AIM » Find each line with the word "Problem" and copy it.

#### EXTRACTED ENTRIES

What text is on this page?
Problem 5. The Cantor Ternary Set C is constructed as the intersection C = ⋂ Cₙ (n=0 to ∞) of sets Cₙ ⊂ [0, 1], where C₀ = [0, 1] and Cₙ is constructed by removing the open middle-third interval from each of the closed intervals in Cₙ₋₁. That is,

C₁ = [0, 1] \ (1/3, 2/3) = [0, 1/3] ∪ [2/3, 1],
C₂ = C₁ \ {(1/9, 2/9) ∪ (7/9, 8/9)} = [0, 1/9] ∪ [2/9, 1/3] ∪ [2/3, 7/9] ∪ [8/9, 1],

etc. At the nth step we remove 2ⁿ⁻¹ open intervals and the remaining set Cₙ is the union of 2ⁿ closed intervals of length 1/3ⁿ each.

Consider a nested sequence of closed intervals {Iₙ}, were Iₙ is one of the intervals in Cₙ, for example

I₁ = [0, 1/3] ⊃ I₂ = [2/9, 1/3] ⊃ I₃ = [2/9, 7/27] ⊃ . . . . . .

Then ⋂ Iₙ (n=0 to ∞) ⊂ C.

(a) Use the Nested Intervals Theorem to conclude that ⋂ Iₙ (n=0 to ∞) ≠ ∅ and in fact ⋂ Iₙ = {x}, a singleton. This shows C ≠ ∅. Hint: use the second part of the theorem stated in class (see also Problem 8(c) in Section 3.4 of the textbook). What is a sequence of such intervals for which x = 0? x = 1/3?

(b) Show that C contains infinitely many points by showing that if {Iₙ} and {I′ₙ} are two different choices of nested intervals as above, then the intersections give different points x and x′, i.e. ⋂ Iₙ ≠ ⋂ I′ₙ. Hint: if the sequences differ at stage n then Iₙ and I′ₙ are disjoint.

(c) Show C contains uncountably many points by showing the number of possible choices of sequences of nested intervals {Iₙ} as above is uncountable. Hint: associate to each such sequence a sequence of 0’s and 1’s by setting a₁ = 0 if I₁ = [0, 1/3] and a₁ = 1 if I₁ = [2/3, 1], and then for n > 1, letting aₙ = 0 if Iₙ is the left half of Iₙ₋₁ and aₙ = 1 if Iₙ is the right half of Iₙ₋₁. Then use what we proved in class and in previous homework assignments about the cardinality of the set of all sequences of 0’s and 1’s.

########

RESPONSE TO THIS TASK »
Problem 5. The Cantor Ternary Set C is constructed as the intersection C = ⋂ Cₙ (n=0 to ∞) of sets Cₙ ⊂ [0, 1], where C₀ = [0, 1] and Cₙ is constructed by removing the open middle-third interval from each of the closed intervals in Cₙ₋₁. That is,
(a) Use the Nested Intervals Theorem to conclude that ⋂ Iₙ (n=0 to ∞) ≠ ∅ and in fact ⋂ Iₙ = {x}, a singleton. This shows C ≠ ∅. Hint: use the second part of the theorem stated in class (see also Problem 8(c) in Section 3.4 of the textbook). What is a sequence of such intervals for which x = 0? x = 1/3?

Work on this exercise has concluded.